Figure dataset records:
....................

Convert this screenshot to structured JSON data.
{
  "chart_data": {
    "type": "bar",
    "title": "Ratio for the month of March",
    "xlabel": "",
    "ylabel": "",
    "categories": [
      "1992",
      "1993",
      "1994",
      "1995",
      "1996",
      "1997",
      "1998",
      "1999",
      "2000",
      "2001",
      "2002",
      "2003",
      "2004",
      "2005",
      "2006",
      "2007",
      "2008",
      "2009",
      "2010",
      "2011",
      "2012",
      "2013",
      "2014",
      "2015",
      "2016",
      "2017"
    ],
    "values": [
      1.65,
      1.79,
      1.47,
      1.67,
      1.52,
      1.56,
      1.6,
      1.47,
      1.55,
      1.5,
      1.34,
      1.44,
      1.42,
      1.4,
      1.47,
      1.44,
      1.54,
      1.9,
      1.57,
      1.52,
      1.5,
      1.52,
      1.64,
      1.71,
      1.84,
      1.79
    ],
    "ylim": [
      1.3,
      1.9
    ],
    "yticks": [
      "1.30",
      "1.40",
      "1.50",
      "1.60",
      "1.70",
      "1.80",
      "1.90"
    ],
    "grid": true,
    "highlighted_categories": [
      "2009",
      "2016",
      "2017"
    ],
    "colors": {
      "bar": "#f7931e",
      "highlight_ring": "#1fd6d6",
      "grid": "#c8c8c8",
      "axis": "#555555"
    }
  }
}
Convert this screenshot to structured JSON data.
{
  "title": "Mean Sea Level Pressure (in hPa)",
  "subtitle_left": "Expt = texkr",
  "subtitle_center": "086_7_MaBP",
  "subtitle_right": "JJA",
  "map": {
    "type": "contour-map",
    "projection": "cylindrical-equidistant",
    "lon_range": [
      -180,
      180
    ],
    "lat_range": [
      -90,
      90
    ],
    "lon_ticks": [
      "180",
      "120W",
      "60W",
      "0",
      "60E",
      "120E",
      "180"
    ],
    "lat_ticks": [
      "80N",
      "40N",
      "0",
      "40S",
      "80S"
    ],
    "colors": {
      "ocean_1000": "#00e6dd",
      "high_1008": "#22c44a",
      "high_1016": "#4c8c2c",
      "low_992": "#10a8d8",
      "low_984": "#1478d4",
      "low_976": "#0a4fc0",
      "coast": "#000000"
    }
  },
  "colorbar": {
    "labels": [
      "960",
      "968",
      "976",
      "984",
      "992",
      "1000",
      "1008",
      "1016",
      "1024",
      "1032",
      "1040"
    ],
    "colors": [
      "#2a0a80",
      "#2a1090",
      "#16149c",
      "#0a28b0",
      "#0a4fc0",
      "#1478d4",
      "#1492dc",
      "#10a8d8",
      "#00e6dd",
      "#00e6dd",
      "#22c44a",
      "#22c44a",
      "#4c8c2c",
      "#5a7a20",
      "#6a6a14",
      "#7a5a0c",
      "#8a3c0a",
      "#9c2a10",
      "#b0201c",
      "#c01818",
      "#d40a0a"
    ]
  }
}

....................

* **Description of the task**: Copy out every line of the data above, exactly as given.

* **Complete answer**:
Convert this screenshot to structured JSON data.
{
  "chart_data": {
    "type": "bar",
    "title": "Ratio for the month of March",
    "xlabel": "",
    "ylabel": "",
    "categories": [
      "1992",
      "1993",
      "1994",
      "1995",
      "1996",
      "1997",
      "1998",
      "1999",
      "2000",
      "2001",
      "2002",
      "2003",
      "2004",
      "2005",
      "2006",
      "2007",
      "2008",
      "2009",
      "2010",
      "2011",
      "2012",
      "2013",
      "2014",
      "2015",
      "2016",
      "2017"
    ],
    "values": [
      1.65,
      1.79,
      1.47,
      1.67,
      1.52,
      1.56,
      1.6,
      1.47,
      1.55,
      1.5,
      1.34,
      1.44,
      1.42,
      1.4,
      1.47,
      1.44,
      1.54,
      1.9,
      1.57,
      1.52,
      1.5,
      1.52,
      1.64,
      1.71,
      1.84,
      1.79
    ],
    "ylim": [
      1.3,
      1.9
    ],
    "yticks": [
      "1.30",
      "1.40",
      "1.50",
      "1.60",
      "1.70",
      "1.80",
      "1.90"
    ],
    "grid": true,
    "highlighted_categories": [
      "2009",
      "2016",
      "2017"
    ],
    "colors": {
      "bar": "#f7931e",
      "highlight_ring": "#1fd6d6",
      "grid": "#c8c8c8",
      "axis": "#555555"
    }
  }
}
Convert this screenshot to structured JSON data.
{
  "title": "Mean Sea Level Pressure (in hPa)",
  "subtitle_left": "Expt = texkr",
  "subtitle_center": "086_7_MaBP",
  "subtitle_right": "JJA",
  "map": {
    "type": "contour-map",
    "projection": "cylindrical-equidistant",
    "lon_range": [
      -180,
      180
    ],
    "lat_range": [
      -90,
      90
    ],
    "lon_ticks": [
      "180",
      "120W",
      "60W",
      "0",
      "60E",
      "120E",
      "180"
    ],
    "lat_ticks": [
      "80N",
      "40N",
      "0",
      "40S",
      "80S"
    ],
    "colors": {
      "ocean_1000": "#00e6dd",
      "high_1008": "#22c44a",
      "high_1016": "#4c8c2c",
      "low_992": "#10a8d8",
      "low_984": "#1478d4",
      "low_976": "#0a4fc0",
      "coast": "#000000"
    }
  },
  "colorbar": {
    "labels": [
      "960",
      "968",
      "976",
      "984",
      "992",
      "1000",
      "1008",
      "1016",
      "1024",
      "1032",
      "1040"
    ],
    "colors": [
      "#2a0a80",
      "#2a1090",
      "#16149c",
      "#0a28b0",
      "#0a4fc0",
      "#1478d4",
      "#1492dc",
      "#10a8d8",
      "#00e6dd",
      "#00e6dd",
      "#22c44a",
      "#22c44a",
      "#4c8c2c",
      "#5a7a20",
      "#6a6a14",
      "#7a5a0c",
      "#8a3c0a",
      "#9c2a10",
      "#b0201c",
      "#c01818",
      "#d40a0a"
    ]
  }
}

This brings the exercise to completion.